Collected data:
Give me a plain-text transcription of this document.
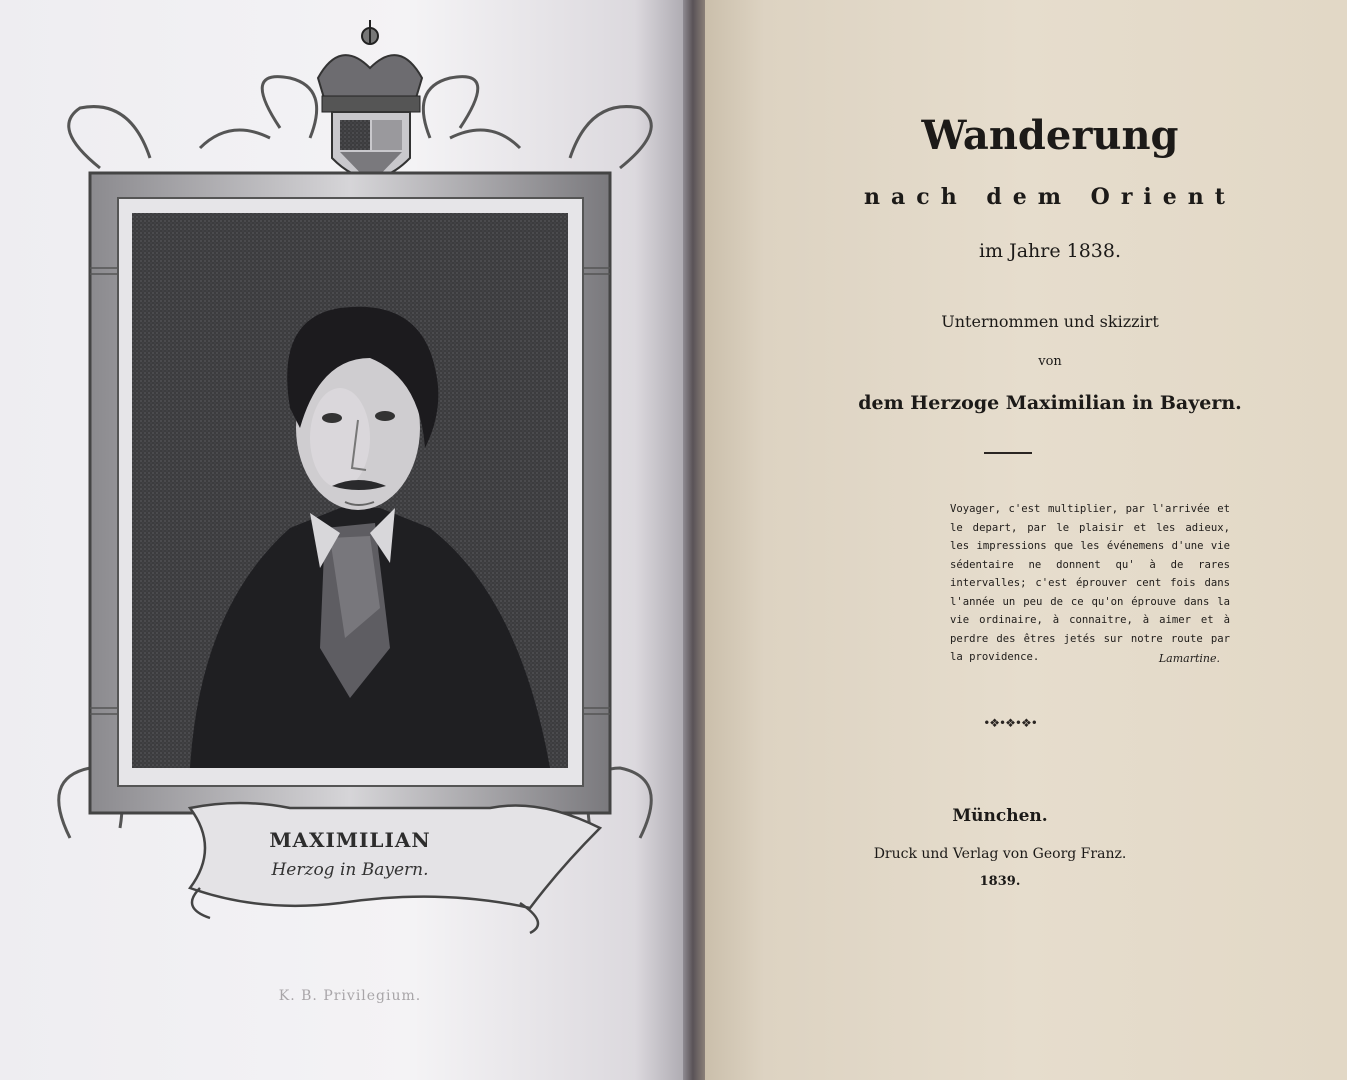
MAXIMILIAN
Herzog in Bayern.
K. B. Privilegium.
Wanderung
nach dem Orient
im Jahre 1838.
Unternommen und skizzirt
von
dem Herzoge Maximilian in Bayern.
Voyager, c'est multiplier, par l'arrivée et le depart, par le plaisir et les adieux, les impressions que les événemens d'une vie sédentaire ne donnent qu' à de rares intervalles; c'est éprouver cent fois dans l'année un peu de ce qu'on éprouve dans la vie ordinaire, à connaitre, à aimer et à perdre des êtres jetés sur notre route par la providence.	Lamartine.
•❖•❖•❖•
München.
Druck und Verlag von Georg Franz.
1839.
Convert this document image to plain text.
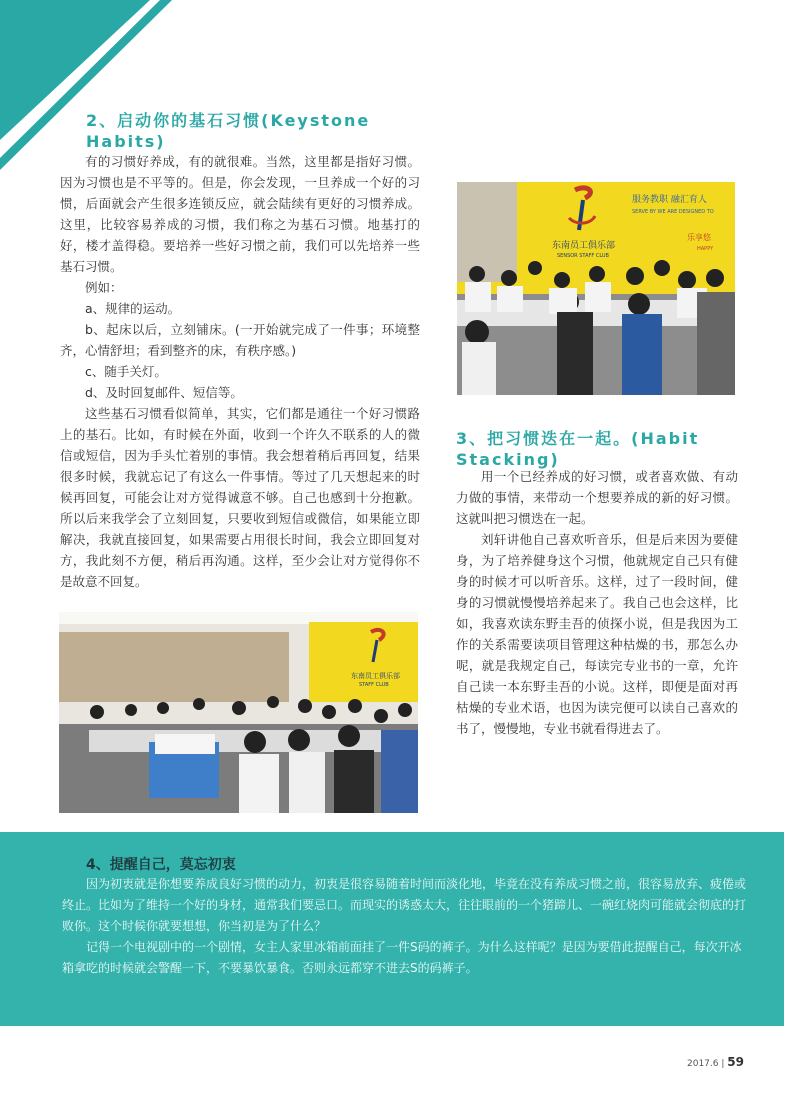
2、启动你的基石习惯(Keystone Habits)

有的习惯好养成，有的就很难。当然，这里都是指好习惯。因为习惯也是不平等的。但是，你会发现，一旦养成一个好的习惯，后面就会产生很多连锁反应，就会陆续有更好的习惯养成。这里，比较容易养成的习惯，我们称之为基石习惯。地基打的好，楼才盖得稳。要培养一些好习惯之前，我们可以先培养一些基石习惯。

例如：

a、规律的运动。

b、起床以后，立刻铺床。(一开始就完成了一件事；环境整齐，心情舒坦；看到整齐的床，有秩序感。)

c、随手关灯。

d、及时回复邮件、短信等。

这些基石习惯看似简单，其实，它们都是通往一个好习惯路上的基石。比如，有时候在外面，收到一个许久不联系的人的微信或短信，因为手头忙着别的事情。我会想着稍后再回复，结果很多时候，我就忘记了有这么一件事情。等过了几天想起来的时候再回复，可能会让对方觉得诚意不够。自己也感到十分抱歉。所以后来我学会了立刻回复，只要收到短信或微信，如果能立即解决，我就直接回复，如果需要占用很长时间，我会立即回复对方，我此刻不方便，稍后再沟通。这样，至少会让对方觉得你不是故意不回复。

服务教职 融汇育人
SERVE BY WE ARE DESIGNED TO
东南员工俱乐部
SENSOR STAFF CLUB
乐享悠
HAPPY
3、把习惯迭在一起。(Habit Stacking)

用一个已经养成的好习惯，或者喜欢做、有动力做的事情，来带动一个想要养成的新的好习惯。这就叫把习惯迭在一起。

刘轩讲他自己喜欢听音乐，但是后来因为要健身，为了培养健身这个习惯，他就规定自己只有健身的时候才可以听音乐。这样，过了一段时间，健身的习惯就慢慢培养起来了。我自己也会这样，比如，我喜欢读东野圭吾的侦探小说，但是我因为工作的关系需要读项目管理这种枯燥的书，那怎么办呢，就是我规定自己，每读完专业书的一章，允许自己读一本东野圭吾的小说。这样，即便是面对再枯燥的专业术语，也因为读完便可以读自己喜欢的书了，慢慢地，专业书就看得进去了。

东南员工俱乐部
STAFF CLUB
4、提醒自己，莫忘初衷

因为初衷就是你想要养成良好习惯的动力，初衷是很容易随着时间而淡化地，毕竟在没有养成习惯之前，很容易放弃、疲倦或终止。比如为了维持一个好的身材，通常我们要忌口。而现实的诱惑太大，往往眼前的一个猪蹄儿、一碗红烧肉可能就会彻底的打败你。这个时候你就要想想，你当初是为了什么？

记得一个电视剧中的一个剧情，女主人家里冰箱前面挂了一件S码的裤子。为什么这样呢？是因为要借此提醒自己，每次开冰箱拿吃的时候就会警醒一下，不要暴饮暴食。否则永远都穿不进去S的码裤子。

2017.6 | 59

| Problem statement |
Work out how many lines of the material above contain the word "text", then give only that figure.

| Result of this task |
2